==== RECORDS FOR THIS EXERCISE ====

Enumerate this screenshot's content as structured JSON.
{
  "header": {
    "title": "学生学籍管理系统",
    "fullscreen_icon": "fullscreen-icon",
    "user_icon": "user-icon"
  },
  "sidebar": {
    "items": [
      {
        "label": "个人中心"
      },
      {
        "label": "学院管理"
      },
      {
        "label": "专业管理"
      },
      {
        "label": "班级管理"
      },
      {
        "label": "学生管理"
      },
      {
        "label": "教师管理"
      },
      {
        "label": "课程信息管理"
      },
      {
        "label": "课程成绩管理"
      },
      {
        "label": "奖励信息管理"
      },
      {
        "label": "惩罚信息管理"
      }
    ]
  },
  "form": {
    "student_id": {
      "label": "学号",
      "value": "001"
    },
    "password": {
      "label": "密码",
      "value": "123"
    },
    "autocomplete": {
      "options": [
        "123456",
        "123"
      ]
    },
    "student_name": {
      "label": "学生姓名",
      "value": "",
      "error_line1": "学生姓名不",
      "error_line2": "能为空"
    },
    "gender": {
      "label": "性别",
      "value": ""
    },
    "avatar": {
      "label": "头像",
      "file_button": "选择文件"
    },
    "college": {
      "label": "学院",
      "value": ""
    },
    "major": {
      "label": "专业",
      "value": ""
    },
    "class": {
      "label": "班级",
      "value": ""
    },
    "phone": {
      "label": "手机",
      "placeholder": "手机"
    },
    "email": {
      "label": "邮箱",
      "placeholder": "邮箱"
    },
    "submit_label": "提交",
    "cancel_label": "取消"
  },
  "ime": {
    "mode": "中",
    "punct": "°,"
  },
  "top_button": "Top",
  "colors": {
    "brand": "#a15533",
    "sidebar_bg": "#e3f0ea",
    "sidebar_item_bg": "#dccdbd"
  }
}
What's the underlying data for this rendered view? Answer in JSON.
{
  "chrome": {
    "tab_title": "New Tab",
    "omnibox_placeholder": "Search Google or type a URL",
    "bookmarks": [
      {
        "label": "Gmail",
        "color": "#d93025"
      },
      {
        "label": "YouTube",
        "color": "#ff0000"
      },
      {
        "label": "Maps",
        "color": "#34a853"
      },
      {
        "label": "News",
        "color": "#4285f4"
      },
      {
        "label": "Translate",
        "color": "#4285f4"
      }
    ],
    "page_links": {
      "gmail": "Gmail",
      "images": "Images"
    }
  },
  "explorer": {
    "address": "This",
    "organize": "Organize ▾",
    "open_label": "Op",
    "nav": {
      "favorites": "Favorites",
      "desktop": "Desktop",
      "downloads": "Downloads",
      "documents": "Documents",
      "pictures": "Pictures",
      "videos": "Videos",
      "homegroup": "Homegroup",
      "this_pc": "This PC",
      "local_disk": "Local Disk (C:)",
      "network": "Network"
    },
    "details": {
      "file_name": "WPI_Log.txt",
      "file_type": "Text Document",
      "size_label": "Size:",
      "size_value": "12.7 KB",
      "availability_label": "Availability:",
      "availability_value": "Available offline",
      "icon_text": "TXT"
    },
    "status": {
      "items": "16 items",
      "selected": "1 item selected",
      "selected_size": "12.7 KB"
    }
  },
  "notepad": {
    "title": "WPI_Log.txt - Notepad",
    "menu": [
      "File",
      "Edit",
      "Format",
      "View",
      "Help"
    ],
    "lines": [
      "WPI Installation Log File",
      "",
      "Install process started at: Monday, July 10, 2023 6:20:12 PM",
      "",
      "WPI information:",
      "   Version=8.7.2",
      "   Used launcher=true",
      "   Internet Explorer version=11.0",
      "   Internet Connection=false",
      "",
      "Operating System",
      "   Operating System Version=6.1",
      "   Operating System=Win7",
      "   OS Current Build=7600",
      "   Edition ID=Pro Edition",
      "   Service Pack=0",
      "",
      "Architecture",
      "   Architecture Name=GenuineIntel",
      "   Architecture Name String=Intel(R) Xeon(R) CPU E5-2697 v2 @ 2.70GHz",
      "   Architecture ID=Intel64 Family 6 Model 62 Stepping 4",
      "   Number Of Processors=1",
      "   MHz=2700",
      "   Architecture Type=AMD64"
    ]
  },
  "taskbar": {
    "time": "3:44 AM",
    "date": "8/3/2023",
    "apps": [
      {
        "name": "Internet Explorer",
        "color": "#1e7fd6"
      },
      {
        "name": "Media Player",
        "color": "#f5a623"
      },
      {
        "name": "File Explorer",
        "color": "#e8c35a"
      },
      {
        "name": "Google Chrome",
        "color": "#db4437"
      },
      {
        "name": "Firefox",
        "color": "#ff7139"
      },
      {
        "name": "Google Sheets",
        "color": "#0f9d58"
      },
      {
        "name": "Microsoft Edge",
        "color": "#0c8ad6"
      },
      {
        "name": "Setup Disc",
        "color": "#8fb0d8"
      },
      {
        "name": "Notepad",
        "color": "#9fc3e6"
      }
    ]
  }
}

====

TASK STATEMENT.
Please give back all of the records exactly as written.

THE COMPLETED TASK.
Enumerate this screenshot's content as structured JSON.
{
  "header": {
    "title": "学生学籍管理系统",
    "fullscreen_icon": "fullscreen-icon",
    "user_icon": "user-icon"
  },
  "sidebar": {
    "items": [
      {
        "label": "个人中心"
      },
      {
        "label": "学院管理"
      },
      {
        "label": "专业管理"
      },
      {
        "label": "班级管理"
      },
      {
        "label": "学生管理"
      },
      {
        "label": "教师管理"
      },
      {
        "label": "课程信息管理"
      },
      {
        "label": "课程成绩管理"
      },
      {
        "label": "奖励信息管理"
      },
      {
        "label": "惩罚信息管理"
      }
    ]
  },
  "form": {
    "student_id": {
      "label": "学号",
      "value": "001"
    },
    "password": {
      "label": "密码",
      "value": "123"
    },
    "autocomplete": {
      "options": [
        "123456",
        "123"
      ]
    },
    "student_name": {
      "label": "学生姓名",
      "value": "",
      "error_line1": "学生姓名不",
      "error_line2": "能为空"
    },
    "gender": {
      "label": "性别",
      "value": ""
    },
    "avatar": {
      "label": "头像",
      "file_button": "选择文件"
    },
    "college": {
      "label": "学院",
      "value": ""
    },
    "major": {
      "label": "专业",
      "value": ""
    },
    "class": {
      "label": "班级",
      "value": ""
    },
    "phone": {
      "label": "手机",
      "placeholder": "手机"
    },
    "email": {
      "label": "邮箱",
      "placeholder": "邮箱"
    },
    "submit_label": "提交",
    "cancel_label": "取消"
  },
  "ime": {
    "mode": "中",
    "punct": "°,"
  },
  "top_button": "Top",
  "colors": {
    "brand": "#a15533",
    "sidebar_bg": "#e3f0ea",
    "sidebar_item_bg": "#dccdbd"
  }
}
What's the underlying data for this rendered view? Answer in JSON.
{
  "chrome": {
    "tab_title": "New Tab",
    "omnibox_placeholder": "Search Google or type a URL",
    "bookmarks": [
      {
        "label": "Gmail",
        "color": "#d93025"
      },
      {
        "label": "YouTube",
        "color": "#ff0000"
      },
      {
        "label": "Maps",
        "color": "#34a853"
      },
      {
        "label": "News",
        "color": "#4285f4"
      },
      {
        "label": "Translate",
        "color": "#4285f4"
      }
    ],
    "page_links": {
      "gmail": "Gmail",
      "images": "Images"
    }
  },
  "explorer": {
    "address": "This",
    "organize": "Organize ▾",
    "open_label": "Op",
    "nav": {
      "favorites": "Favorites",
      "desktop": "Desktop",
      "downloads": "Downloads",
      "documents": "Documents",
      "pictures": "Pictures",
      "videos": "Videos",
      "homegroup": "Homegroup",
      "this_pc": "This PC",
      "local_disk": "Local Disk (C:)",
      "network": "Network"
    },
    "details": {
      "file_name": "WPI_Log.txt",
      "file_type": "Text Document",
      "size_label": "Size:",
      "size_value": "12.7 KB",
      "availability_label": "Availability:",
      "availability_value": "Available offline",
      "icon_text": "TXT"
    },
    "status": {
      "items": "16 items",
      "selected": "1 item selected",
      "selected_size": "12.7 KB"
    }
  },
  "notepad": {
    "title": "WPI_Log.txt - Notepad",
    "menu": [
      "File",
      "Edit",
      "Format",
      "View",
      "Help"
    ],
    "lines": [
      "WPI Installation Log File",
      "",
      "Install process started at: Monday, July 10, 2023 6:20:12 PM",
      "",
      "WPI information:",
      "   Version=8.7.2",
      "   Used launcher=true",
      "   Internet Explorer version=11.0",
      "   Internet Connection=false",
      "",
      "Operating System",
      "   Operating System Version=6.1",
      "   Operating System=Win7",
      "   OS Current Build=7600",
      "   Edition ID=Pro Edition",
      "   Service Pack=0",
      "",
      "Architecture",
      "   Architecture Name=GenuineIntel",
      "   Architecture Name String=Intel(R) Xeon(R) CPU E5-2697 v2 @ 2.70GHz",
      "   Architecture ID=Intel64 Family 6 Model 62 Stepping 4",
      "   Number Of Processors=1",
      "   MHz=2700",
      "   Architecture Type=AMD64"
    ]
  },
  "taskbar": {
    "time": "3:44 AM",
    "date": "8/3/2023",
    "apps": [
      {
        "name": "Internet Explorer",
        "color": "#1e7fd6"
      },
      {
        "name": "Media Player",
        "color": "#f5a623"
      },
      {
        "name": "File Explorer",
        "color": "#e8c35a"
      },
      {
        "name": "Google Chrome",
        "color": "#db4437"
      },
      {
        "name": "Firefox",
        "color": "#ff7139"
      },
      {
        "name": "Google Sheets",
        "color": "#0f9d58"
      },
      {
        "name": "Microsoft Edge",
        "color": "#0c8ad6"
      },
      {
        "name": "Setup Disc",
        "color": "#8fb0d8"
      },
      {
        "name": "Notepad",
        "color": "#9fc3e6"
      }
    ]
  }
}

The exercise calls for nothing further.